- _OBJECTIVE_:
Reproduce exactly the lines below, starting at the line that contains "Output a JSON" and ending with the last line of the records, both included; leave out any pictures.
============================================================
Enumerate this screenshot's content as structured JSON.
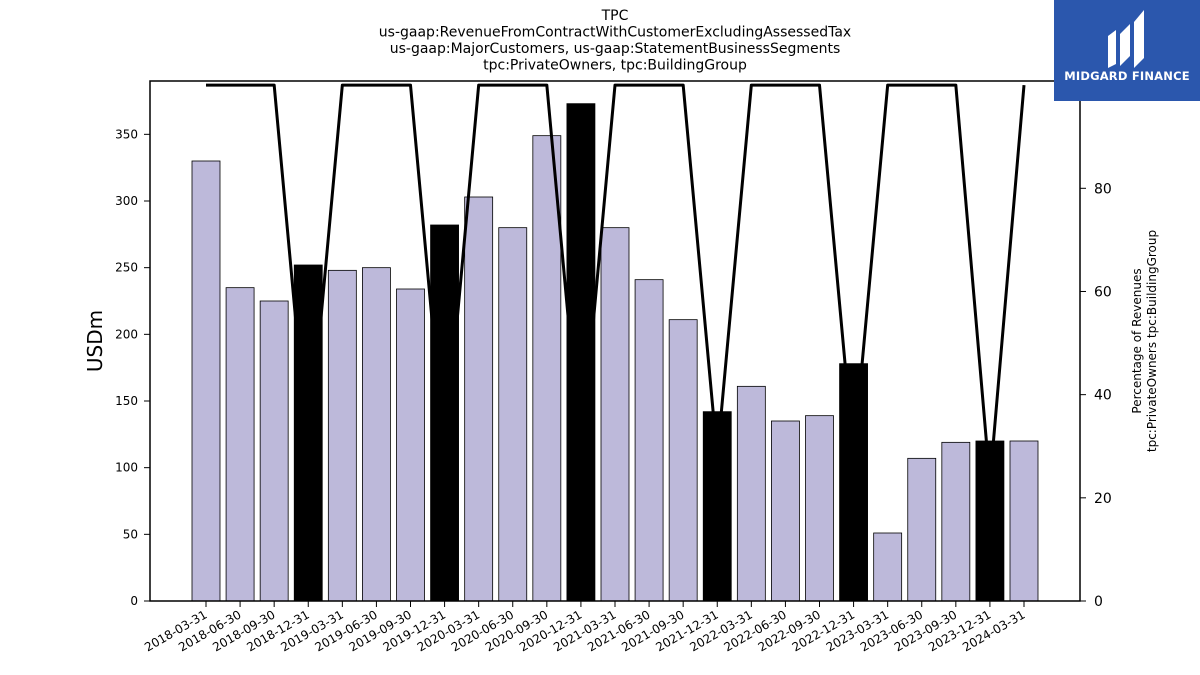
{
  "logo": {
    "text": "MIDGARD FINANCE",
    "icon": "midgard-logo-icon",
    "background": "#2b57ad"
  },
  "chart_data": {
    "type": "bar",
    "title": [
      "TPC",
      "us-gaap:RevenueFromContractWithCustomerExcludingAssessedTax",
      "us-gaap:MajorCustomers, us-gaap:StatementBusinessSegments",
      "tpc:PrivateOwners, tpc:BuildingGroup"
    ],
    "ylabel": "USDm",
    "y2label": [
      "Percentage of Revenues",
      "tpc:PrivateOwners tpc:BuildingGroup"
    ],
    "ylim": [
      0,
      390
    ],
    "y2lim": [
      0,
      100.8
    ],
    "yticks": [
      0,
      50,
      100,
      150,
      200,
      250,
      300,
      350
    ],
    "y2ticks": [
      0,
      20,
      40,
      60,
      80,
      100
    ],
    "grid": false,
    "categories": [
      "2018-03-31",
      "2018-06-30",
      "2018-09-30",
      "2018-12-31",
      "2019-03-31",
      "2019-06-30",
      "2019-09-30",
      "2019-12-31",
      "2020-03-31",
      "2020-06-30",
      "2020-09-30",
      "2020-12-31",
      "2021-03-31",
      "2021-06-30",
      "2021-09-30",
      "2021-12-31",
      "2022-03-31",
      "2022-06-30",
      "2022-09-30",
      "2022-12-31",
      "2023-03-31",
      "2023-06-30",
      "2023-09-30",
      "2023-12-31",
      "2024-03-31"
    ],
    "series": [
      {
        "kind": "bar",
        "values": [
          330,
          235,
          225,
          252,
          248,
          250,
          234,
          282,
          303,
          280,
          349,
          373,
          280,
          241,
          211,
          142,
          161,
          135,
          139,
          178,
          51,
          107,
          119,
          120,
          120
        ],
        "colors": [
          "#bdb9da",
          "#bdb9da",
          "#bdb9da",
          "#000000",
          "#bdb9da",
          "#bdb9da",
          "#bdb9da",
          "#000000",
          "#bdb9da",
          "#bdb9da",
          "#bdb9da",
          "#000000",
          "#bdb9da",
          "#bdb9da",
          "#bdb9da",
          "#000000",
          "#bdb9da",
          "#bdb9da",
          "#bdb9da",
          "#000000",
          "#bdb9da",
          "#bdb9da",
          "#bdb9da",
          "#000000",
          "#bdb9da"
        ]
      },
      {
        "kind": "line",
        "axis": "right",
        "color": "#000000",
        "values": [
          100,
          100,
          100,
          28,
          100,
          100,
          100,
          28,
          100,
          100,
          100,
          28,
          100,
          100,
          100,
          28,
          100,
          100,
          100,
          28,
          100,
          100,
          100,
          23,
          100
        ]
      }
    ]
  }
}
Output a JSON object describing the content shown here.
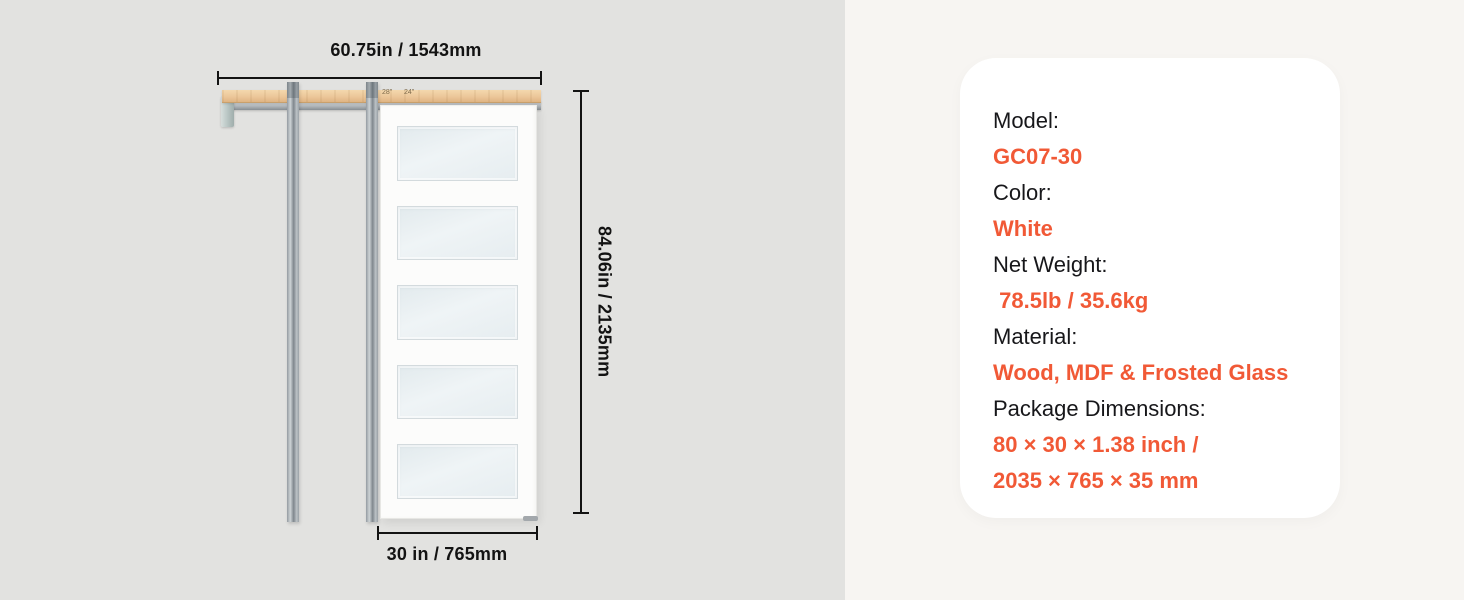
{
  "colors": {
    "accent": "#f15936",
    "left_background": "#e2e2e0",
    "right_background": "#f7f5f2",
    "card_background": "#ffffff",
    "wood": "#ecc79a"
  },
  "diagram": {
    "track_width_label": "60.75in / 1543mm",
    "door_height_label": "84.06in / 2135mm",
    "door_width_label": "30 in / 765mm",
    "track_mark_1": "28\"",
    "track_mark_2": "24\"",
    "glass_panel_count": 5
  },
  "spec_card": {
    "rows": [
      {
        "kind": "label",
        "text": "Model:"
      },
      {
        "kind": "value",
        "text": "GC07-30"
      },
      {
        "kind": "label",
        "text": "Color:"
      },
      {
        "kind": "value",
        "text": "White"
      },
      {
        "kind": "label",
        "text": "Net Weight:"
      },
      {
        "kind": "value",
        "text": " 78.5lb / 35.6kg"
      },
      {
        "kind": "label",
        "text": "Material:"
      },
      {
        "kind": "value",
        "text": "Wood, MDF & Frosted Glass"
      },
      {
        "kind": "label",
        "text": "Package Dimensions:"
      },
      {
        "kind": "value",
        "text": "80 × 30 × 1.38 inch /"
      },
      {
        "kind": "value",
        "text": "2035 × 765 × 35 mm"
      }
    ]
  }
}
============================================================
- _EXERCISE SOLUTION_:
Output a JSON object describing the content shown here.
{
  "colors": {
    "accent": "#f15936",
    "left_background": "#e2e2e0",
    "right_background": "#f7f5f2",
    "card_background": "#ffffff",
    "wood": "#ecc79a"
  },
  "diagram": {
    "track_width_label": "60.75in / 1543mm",
    "door_height_label": "84.06in / 2135mm",
    "door_width_label": "30 in / 765mm",
    "track_mark_1": "28\"",
    "track_mark_2": "24\"",
    "glass_panel_count": 5
  },
  "spec_card": {
    "rows": [
      {
        "kind": "label",
        "text": "Model:"
      },
      {
        "kind": "value",
        "text": "GC07-30"
      },
      {
        "kind": "label",
        "text": "Color:"
      },
      {
        "kind": "value",
        "text": "White"
      },
      {
        "kind": "label",
        "text": "Net Weight:"
      },
      {
        "kind": "value",
        "text": " 78.5lb / 35.6kg"
      },
      {
        "kind": "label",
        "text": "Material:"
      },
      {
        "kind": "value",
        "text": "Wood, MDF & Frosted Glass"
      },
      {
        "kind": "label",
        "text": "Package Dimensions:"
      },
      {
        "kind": "value",
        "text": "80 × 30 × 1.38 inch /"
      },
      {
        "kind": "value",
        "text": "2035 × 765 × 35 mm"
      }
    ]
  }
}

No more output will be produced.